Task to carry out
Leave out the images and repeat the listing below without a single change.

Records

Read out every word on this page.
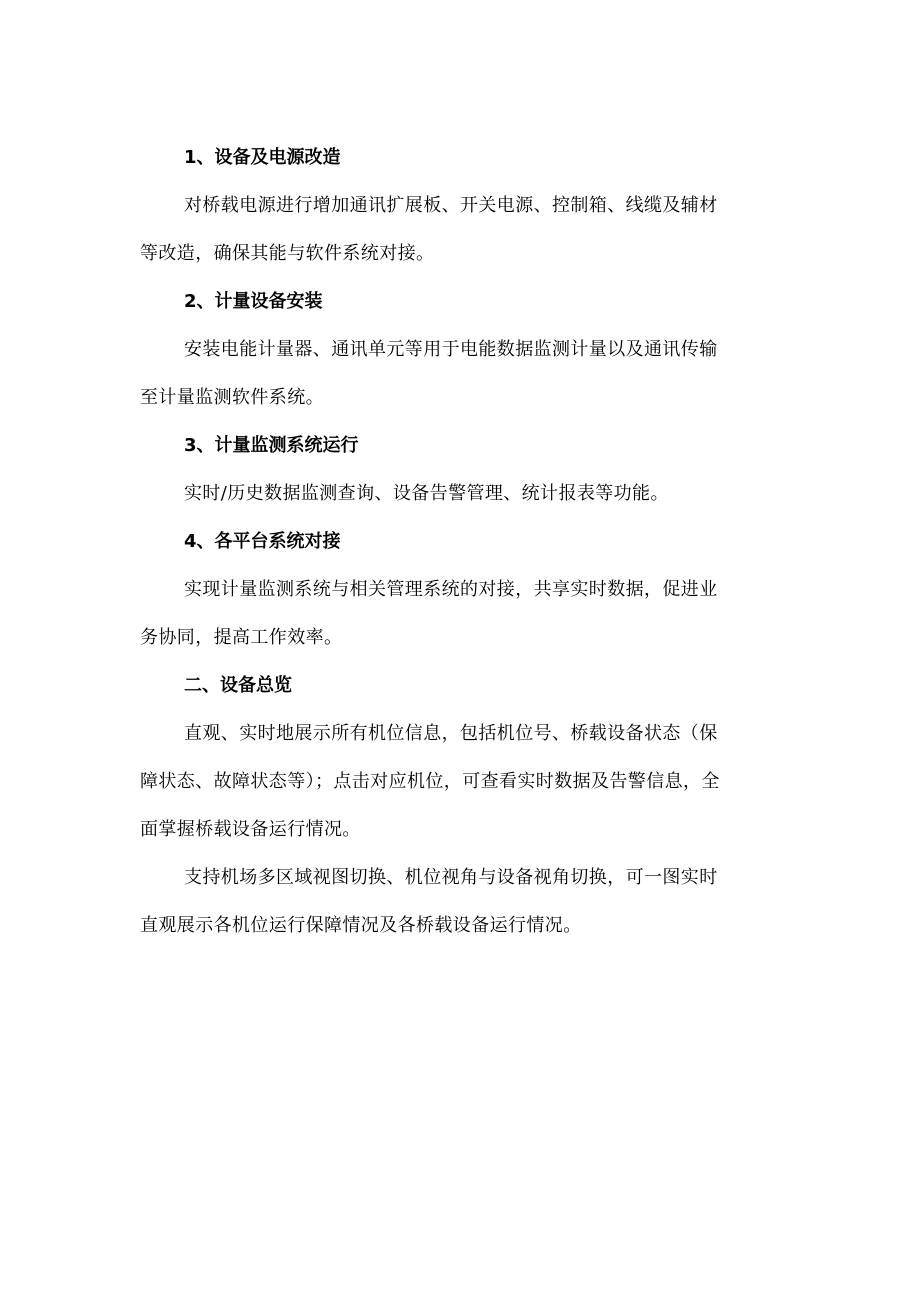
1、设备及电源改造

对桥载电源进行增加通讯扩展板、开关电源、控制箱、线缆及辅材
等改造，确保其能与软件系统对接。

2、计量设备安装

安装电能计量器、通讯单元等用于电能数据监测计量以及通讯传输
至计量监测软件系统。

3、计量监测系统运行

实时/历史数据监测查询、设备告警管理、统计报表等功能。

4、各平台系统对接

实现计量监测系统与相关管理系统的对接，共享实时数据，促进业
务协同，提高工作效率。

二、设备总览

直观、实时地展示所有机位信息，包括机位号、桥载设备状态（保
障状态、故障状态等）；点击对应机位，可查看实时数据及告警信息，全
面掌握桥载设备运行情况。

支持机场多区域视图切换、机位视角与设备视角切换，可一图实时
直观展示各机位运行保障情况及各桥载设备运行情况。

Task answer
Read out every word on this page.
1、设备及电源改造

对桥载电源进行增加通讯扩展板、开关电源、控制箱、线缆及辅材
等改造，确保其能与软件系统对接。

2、计量设备安装

安装电能计量器、通讯单元等用于电能数据监测计量以及通讯传输
至计量监测软件系统。

3、计量监测系统运行

实时/历史数据监测查询、设备告警管理、统计报表等功能。

4、各平台系统对接

实现计量监测系统与相关管理系统的对接，共享实时数据，促进业
务协同，提高工作效率。

二、设备总览

直观、实时地展示所有机位信息，包括机位号、桥载设备状态（保
障状态、故障状态等）；点击对应机位，可查看实时数据及告警信息，全
面掌握桥载设备运行情况。

支持机场多区域视图切换、机位视角与设备视角切换，可一图实时
直观展示各机位运行保障情况及各桥载设备运行情况。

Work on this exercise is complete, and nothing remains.